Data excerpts
<<<<

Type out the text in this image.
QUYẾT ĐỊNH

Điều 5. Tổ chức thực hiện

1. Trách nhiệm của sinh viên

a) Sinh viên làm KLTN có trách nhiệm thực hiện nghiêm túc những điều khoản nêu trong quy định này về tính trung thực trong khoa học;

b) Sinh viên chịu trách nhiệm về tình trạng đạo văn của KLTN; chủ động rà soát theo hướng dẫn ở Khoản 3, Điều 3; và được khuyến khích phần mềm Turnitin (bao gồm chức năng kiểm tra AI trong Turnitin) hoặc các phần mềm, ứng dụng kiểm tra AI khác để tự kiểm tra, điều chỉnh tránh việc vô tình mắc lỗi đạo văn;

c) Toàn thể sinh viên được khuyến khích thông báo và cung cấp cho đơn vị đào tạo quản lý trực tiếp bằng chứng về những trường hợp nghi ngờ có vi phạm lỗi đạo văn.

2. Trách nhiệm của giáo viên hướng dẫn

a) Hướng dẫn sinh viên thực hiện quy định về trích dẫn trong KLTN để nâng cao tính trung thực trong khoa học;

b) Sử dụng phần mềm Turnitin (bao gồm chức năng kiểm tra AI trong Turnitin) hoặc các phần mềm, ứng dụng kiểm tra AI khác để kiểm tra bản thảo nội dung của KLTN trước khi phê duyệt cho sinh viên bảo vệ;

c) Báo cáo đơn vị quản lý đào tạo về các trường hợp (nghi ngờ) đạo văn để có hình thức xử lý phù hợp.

>>>>

### SHORT PROBLEM
Search the entries for the word "những" and copy every line that has it.

### ANSWER TO THE TASK
a) Sinh viên làm KLTN có trách nhiệm thực hiện nghiêm túc những điều khoản nêu trong quy định này về tính trung thực trong khoa học;
c) Toàn thể sinh viên được khuyến khích thông báo và cung cấp cho đơn vị đào tạo quản lý trực tiếp bằng chứng về những trường hợp nghi ngờ có vi phạm lỗi đạo văn.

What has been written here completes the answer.